- AIM
Pick out every line with the word "liệu" and copy it.

- MATERIAL SHOWN

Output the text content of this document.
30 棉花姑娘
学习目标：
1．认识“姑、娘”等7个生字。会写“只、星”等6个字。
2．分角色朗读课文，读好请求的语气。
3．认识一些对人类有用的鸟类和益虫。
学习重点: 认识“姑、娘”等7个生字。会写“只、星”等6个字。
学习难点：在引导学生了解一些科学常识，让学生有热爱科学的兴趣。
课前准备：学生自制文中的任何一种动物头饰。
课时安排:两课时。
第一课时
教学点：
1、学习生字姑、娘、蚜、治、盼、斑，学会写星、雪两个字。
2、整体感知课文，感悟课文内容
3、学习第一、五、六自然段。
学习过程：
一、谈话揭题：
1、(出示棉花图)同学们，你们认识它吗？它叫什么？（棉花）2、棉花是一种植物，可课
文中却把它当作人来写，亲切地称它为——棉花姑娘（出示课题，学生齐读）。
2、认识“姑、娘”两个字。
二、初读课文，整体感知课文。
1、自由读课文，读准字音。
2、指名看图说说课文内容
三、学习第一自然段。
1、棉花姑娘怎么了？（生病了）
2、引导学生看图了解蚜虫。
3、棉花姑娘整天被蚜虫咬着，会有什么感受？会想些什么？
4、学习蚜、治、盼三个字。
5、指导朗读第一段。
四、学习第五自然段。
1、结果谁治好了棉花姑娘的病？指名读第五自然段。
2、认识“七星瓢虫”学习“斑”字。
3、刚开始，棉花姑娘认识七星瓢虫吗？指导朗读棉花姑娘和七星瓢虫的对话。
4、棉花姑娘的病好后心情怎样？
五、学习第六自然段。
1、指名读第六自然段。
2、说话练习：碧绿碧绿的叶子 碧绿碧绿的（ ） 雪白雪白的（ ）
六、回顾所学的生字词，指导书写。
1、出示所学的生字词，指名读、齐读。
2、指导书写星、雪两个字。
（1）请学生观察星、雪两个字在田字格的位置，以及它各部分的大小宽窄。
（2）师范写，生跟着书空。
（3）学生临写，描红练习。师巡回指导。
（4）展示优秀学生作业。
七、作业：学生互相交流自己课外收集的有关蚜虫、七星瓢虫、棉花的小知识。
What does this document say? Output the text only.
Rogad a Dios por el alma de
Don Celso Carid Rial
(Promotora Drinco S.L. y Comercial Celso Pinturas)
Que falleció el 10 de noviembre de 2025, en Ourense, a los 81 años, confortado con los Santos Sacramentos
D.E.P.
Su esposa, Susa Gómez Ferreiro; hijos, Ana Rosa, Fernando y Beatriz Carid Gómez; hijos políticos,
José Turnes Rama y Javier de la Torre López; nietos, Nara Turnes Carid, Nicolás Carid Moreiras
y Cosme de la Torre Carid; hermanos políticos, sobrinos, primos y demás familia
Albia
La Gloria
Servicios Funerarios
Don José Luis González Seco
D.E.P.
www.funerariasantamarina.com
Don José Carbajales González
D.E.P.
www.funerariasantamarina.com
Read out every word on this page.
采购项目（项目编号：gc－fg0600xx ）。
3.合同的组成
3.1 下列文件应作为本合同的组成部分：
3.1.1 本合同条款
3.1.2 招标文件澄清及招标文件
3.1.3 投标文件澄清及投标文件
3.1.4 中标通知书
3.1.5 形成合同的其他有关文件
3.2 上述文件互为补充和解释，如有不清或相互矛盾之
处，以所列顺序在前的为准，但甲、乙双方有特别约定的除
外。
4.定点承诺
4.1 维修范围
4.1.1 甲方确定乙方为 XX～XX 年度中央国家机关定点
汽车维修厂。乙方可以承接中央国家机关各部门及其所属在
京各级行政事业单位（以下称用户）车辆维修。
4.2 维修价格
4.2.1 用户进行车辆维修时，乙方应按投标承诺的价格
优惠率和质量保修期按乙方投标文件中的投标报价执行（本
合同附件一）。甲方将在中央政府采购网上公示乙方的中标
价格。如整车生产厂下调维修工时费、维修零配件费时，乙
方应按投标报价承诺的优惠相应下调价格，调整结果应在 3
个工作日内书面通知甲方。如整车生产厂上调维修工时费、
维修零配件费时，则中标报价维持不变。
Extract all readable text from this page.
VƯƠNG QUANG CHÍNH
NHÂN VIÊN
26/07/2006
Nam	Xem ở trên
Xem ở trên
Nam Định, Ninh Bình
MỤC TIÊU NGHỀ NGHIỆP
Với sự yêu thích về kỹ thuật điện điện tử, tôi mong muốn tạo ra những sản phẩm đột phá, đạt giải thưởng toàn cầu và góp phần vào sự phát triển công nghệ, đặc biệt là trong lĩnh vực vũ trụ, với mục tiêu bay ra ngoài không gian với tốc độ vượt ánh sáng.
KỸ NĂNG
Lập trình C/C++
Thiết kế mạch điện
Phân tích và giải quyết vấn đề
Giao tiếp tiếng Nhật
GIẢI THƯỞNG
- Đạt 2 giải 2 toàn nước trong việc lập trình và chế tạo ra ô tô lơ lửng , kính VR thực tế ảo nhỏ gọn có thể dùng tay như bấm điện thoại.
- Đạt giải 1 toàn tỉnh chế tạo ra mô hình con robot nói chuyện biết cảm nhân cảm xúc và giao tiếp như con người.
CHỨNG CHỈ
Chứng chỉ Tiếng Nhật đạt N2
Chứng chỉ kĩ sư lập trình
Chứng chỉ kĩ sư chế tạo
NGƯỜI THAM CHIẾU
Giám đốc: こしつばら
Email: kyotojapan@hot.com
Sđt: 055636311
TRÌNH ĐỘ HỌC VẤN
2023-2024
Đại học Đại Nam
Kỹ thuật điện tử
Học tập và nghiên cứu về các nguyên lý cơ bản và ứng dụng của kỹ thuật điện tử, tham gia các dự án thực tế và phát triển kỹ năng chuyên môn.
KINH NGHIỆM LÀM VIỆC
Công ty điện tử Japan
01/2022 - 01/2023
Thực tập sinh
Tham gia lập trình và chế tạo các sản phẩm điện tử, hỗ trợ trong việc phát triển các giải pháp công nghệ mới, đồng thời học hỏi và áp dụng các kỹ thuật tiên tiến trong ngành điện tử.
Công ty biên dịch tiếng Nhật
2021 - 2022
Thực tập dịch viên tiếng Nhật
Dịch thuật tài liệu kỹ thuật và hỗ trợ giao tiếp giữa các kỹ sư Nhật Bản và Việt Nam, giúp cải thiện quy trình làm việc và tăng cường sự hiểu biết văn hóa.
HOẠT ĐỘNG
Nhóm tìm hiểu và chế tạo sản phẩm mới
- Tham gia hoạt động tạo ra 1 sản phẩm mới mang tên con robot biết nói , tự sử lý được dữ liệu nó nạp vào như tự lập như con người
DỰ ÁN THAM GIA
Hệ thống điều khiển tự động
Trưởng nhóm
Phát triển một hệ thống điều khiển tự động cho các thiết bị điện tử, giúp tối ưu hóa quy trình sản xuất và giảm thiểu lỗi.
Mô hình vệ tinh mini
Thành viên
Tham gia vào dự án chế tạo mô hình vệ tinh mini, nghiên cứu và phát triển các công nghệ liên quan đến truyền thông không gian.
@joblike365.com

- THE RESULT
Dịch thuật tài liệu kỹ thuật và hỗ trợ giao tiếp giữa các kỹ sư Nhật Bản và Việt Nam, giúp cải thiện quy trình làm việc và tăng cường sự hiểu biết văn hóa.
- Tham gia hoạt động tạo ra 1 sản phẩm mới mang tên con robot biết nói , tự sử lý được dữ liệu nó nạp vào như tự lập như con người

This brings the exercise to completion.